• [Goal]:
Pictures stay out of the copy; restate everything else in the material exactly.

## START

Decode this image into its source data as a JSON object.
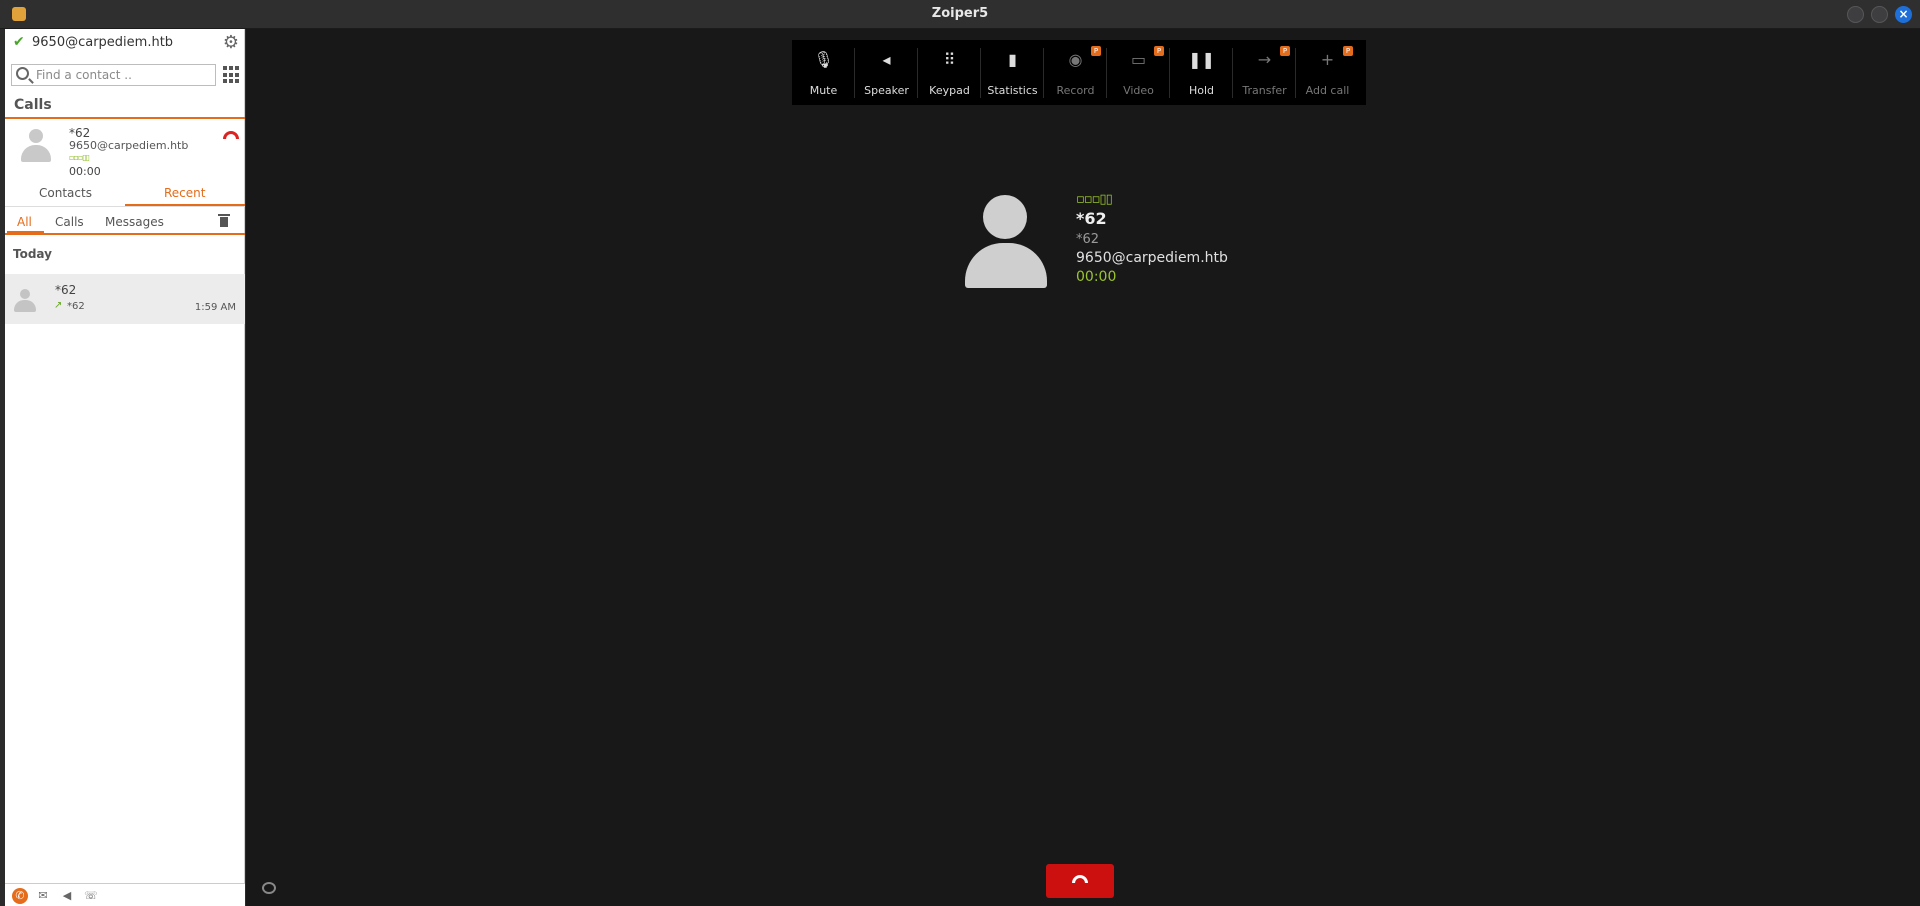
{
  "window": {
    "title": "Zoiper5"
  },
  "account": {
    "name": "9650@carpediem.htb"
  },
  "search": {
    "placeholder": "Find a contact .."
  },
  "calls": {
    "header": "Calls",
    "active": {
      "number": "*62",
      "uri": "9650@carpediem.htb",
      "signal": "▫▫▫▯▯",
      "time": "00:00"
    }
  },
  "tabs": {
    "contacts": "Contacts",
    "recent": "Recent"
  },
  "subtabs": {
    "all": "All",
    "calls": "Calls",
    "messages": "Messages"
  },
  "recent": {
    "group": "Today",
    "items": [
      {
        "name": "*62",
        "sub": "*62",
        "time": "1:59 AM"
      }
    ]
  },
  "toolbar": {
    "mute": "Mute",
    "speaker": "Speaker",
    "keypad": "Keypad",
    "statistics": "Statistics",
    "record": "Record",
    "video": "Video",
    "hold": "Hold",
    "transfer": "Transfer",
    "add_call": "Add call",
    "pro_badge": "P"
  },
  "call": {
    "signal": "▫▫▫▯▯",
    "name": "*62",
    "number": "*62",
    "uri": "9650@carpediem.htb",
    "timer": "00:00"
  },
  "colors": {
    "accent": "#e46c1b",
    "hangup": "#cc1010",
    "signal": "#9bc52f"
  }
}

## END

• [Task answer]:
Decode this image into its source data as a JSON object.
{
  "window": {
    "title": "Zoiper5"
  },
  "account": {
    "name": "9650@carpediem.htb"
  },
  "search": {
    "placeholder": "Find a contact .."
  },
  "calls": {
    "header": "Calls",
    "active": {
      "number": "*62",
      "uri": "9650@carpediem.htb",
      "signal": "▫▫▫▯▯",
      "time": "00:00"
    }
  },
  "tabs": {
    "contacts": "Contacts",
    "recent": "Recent"
  },
  "subtabs": {
    "all": "All",
    "calls": "Calls",
    "messages": "Messages"
  },
  "recent": {
    "group": "Today",
    "items": [
      {
        "name": "*62",
        "sub": "*62",
        "time": "1:59 AM"
      }
    ]
  },
  "toolbar": {
    "mute": "Mute",
    "speaker": "Speaker",
    "keypad": "Keypad",
    "statistics": "Statistics",
    "record": "Record",
    "video": "Video",
    "hold": "Hold",
    "transfer": "Transfer",
    "add_call": "Add call",
    "pro_badge": "P"
  },
  "call": {
    "signal": "▫▫▫▯▯",
    "name": "*62",
    "number": "*62",
    "uri": "9650@carpediem.htb",
    "timer": "00:00"
  },
  "colors": {
    "accent": "#e46c1b",
    "hangup": "#cc1010",
    "signal": "#9bc52f"
  }
}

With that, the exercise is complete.